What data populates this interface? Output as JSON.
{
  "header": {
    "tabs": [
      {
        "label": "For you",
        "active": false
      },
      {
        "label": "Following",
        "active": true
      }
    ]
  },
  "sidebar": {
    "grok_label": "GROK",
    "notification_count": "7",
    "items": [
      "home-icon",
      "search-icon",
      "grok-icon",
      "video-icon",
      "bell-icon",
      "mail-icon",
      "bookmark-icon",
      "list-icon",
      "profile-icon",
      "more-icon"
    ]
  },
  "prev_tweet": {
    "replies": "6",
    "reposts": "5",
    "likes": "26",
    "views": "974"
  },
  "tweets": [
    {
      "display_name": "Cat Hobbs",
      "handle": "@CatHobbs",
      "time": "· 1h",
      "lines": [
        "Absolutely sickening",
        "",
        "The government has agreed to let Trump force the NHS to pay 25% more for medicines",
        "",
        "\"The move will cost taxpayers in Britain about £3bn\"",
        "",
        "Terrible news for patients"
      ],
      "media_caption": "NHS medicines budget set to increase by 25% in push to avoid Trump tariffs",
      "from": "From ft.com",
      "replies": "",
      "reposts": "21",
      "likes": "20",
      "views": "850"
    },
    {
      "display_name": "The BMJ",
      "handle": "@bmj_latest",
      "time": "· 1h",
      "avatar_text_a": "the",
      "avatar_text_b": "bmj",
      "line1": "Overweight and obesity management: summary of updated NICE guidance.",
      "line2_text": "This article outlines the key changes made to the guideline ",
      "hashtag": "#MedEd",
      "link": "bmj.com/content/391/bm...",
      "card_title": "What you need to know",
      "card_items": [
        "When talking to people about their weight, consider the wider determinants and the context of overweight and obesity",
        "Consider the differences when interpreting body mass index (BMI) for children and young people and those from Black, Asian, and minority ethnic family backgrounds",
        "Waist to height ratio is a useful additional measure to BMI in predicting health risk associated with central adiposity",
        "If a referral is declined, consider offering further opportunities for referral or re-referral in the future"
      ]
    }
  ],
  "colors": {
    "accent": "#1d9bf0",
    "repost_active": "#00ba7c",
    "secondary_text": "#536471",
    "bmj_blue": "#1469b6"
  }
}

#### What to do
Give every line of the material again, exactly.

#### Result below
What data populates this interface? Output as JSON.
{
  "header": {
    "tabs": [
      {
        "label": "For you",
        "active": false
      },
      {
        "label": "Following",
        "active": true
      }
    ]
  },
  "sidebar": {
    "grok_label": "GROK",
    "notification_count": "7",
    "items": [
      "home-icon",
      "search-icon",
      "grok-icon",
      "video-icon",
      "bell-icon",
      "mail-icon",
      "bookmark-icon",
      "list-icon",
      "profile-icon",
      "more-icon"
    ]
  },
  "prev_tweet": {
    "replies": "6",
    "reposts": "5",
    "likes": "26",
    "views": "974"
  },
  "tweets": [
    {
      "display_name": "Cat Hobbs",
      "handle": "@CatHobbs",
      "time": "· 1h",
      "lines": [
        "Absolutely sickening",
        "",
        "The government has agreed to let Trump force the NHS to pay 25% more for medicines",
        "",
        "\"The move will cost taxpayers in Britain about £3bn\"",
        "",
        "Terrible news for patients"
      ],
      "media_caption": "NHS medicines budget set to increase by 25% in push to avoid Trump tariffs",
      "from": "From ft.com",
      "replies": "",
      "reposts": "21",
      "likes": "20",
      "views": "850"
    },
    {
      "display_name": "The BMJ",
      "handle": "@bmj_latest",
      "time": "· 1h",
      "avatar_text_a": "the",
      "avatar_text_b": "bmj",
      "line1": "Overweight and obesity management: summary of updated NICE guidance.",
      "line2_text": "This article outlines the key changes made to the guideline ",
      "hashtag": "#MedEd",
      "link": "bmj.com/content/391/bm...",
      "card_title": "What you need to know",
      "card_items": [
        "When talking to people about their weight, consider the wider determinants and the context of overweight and obesity",
        "Consider the differences when interpreting body mass index (BMI) for children and young people and those from Black, Asian, and minority ethnic family backgrounds",
        "Waist to height ratio is a useful additional measure to BMI in predicting health risk associated with central adiposity",
        "If a referral is declined, consider offering further opportunities for referral or re-referral in the future"
      ]
    }
  ],
  "colors": {
    "accent": "#1d9bf0",
    "repost_active": "#00ba7c",
    "secondary_text": "#536471",
    "bmj_blue": "#1469b6"
  }
}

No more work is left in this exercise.